#### [What this task involves]
Output the entries word for word. Omit images.

#### [Stored records]
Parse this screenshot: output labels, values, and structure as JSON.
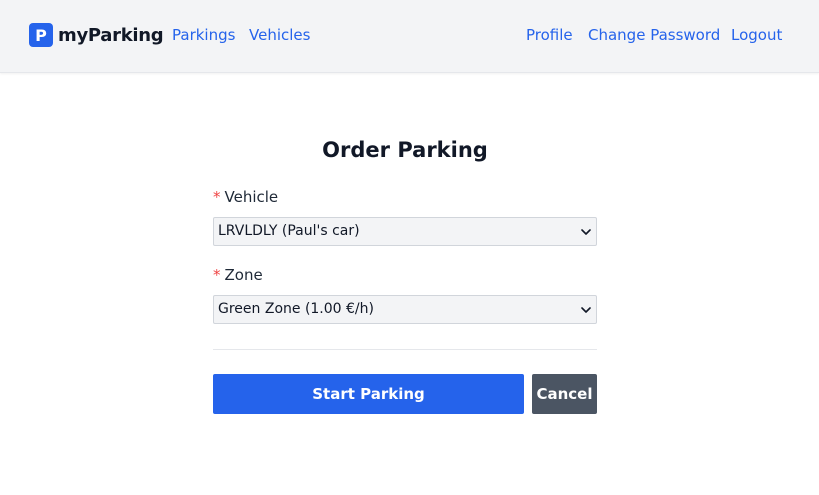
{
  "brand": {
    "logo_letter": "P",
    "name": "myParking"
  },
  "nav": {
    "left": [
      {
        "label": "Parkings"
      },
      {
        "label": "Vehicles"
      }
    ],
    "right": [
      {
        "label": "Profile"
      },
      {
        "label": "Change Password"
      },
      {
        "label": "Logout"
      }
    ]
  },
  "form": {
    "title": "Order Parking",
    "required_marker": "*",
    "vehicle": {
      "label": "Vehicle",
      "value": "LRVLDLY (Paul's car)"
    },
    "zone": {
      "label": "Zone",
      "value": "Green Zone (1.00 €/h)"
    },
    "start_label": "Start Parking",
    "cancel_label": "Cancel"
  },
  "colors": {
    "accent": "#2563eb",
    "required": "#ef4444",
    "cancel_bg": "#4b5563",
    "navbar_bg": "#f3f4f6"
  },
  "icons": {
    "select_arrow": "chevron-down-icon"
  }
}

#### [Exercise result]
Parse this screenshot: output labels, values, and structure as JSON.
{
  "brand": {
    "logo_letter": "P",
    "name": "myParking"
  },
  "nav": {
    "left": [
      {
        "label": "Parkings"
      },
      {
        "label": "Vehicles"
      }
    ],
    "right": [
      {
        "label": "Profile"
      },
      {
        "label": "Change Password"
      },
      {
        "label": "Logout"
      }
    ]
  },
  "form": {
    "title": "Order Parking",
    "required_marker": "*",
    "vehicle": {
      "label": "Vehicle",
      "value": "LRVLDLY (Paul's car)"
    },
    "zone": {
      "label": "Zone",
      "value": "Green Zone (1.00 €/h)"
    },
    "start_label": "Start Parking",
    "cancel_label": "Cancel"
  },
  "colors": {
    "accent": "#2563eb",
    "required": "#ef4444",
    "cancel_bg": "#4b5563",
    "navbar_bg": "#f3f4f6"
  },
  "icons": {
    "select_arrow": "chevron-down-icon"
  }
}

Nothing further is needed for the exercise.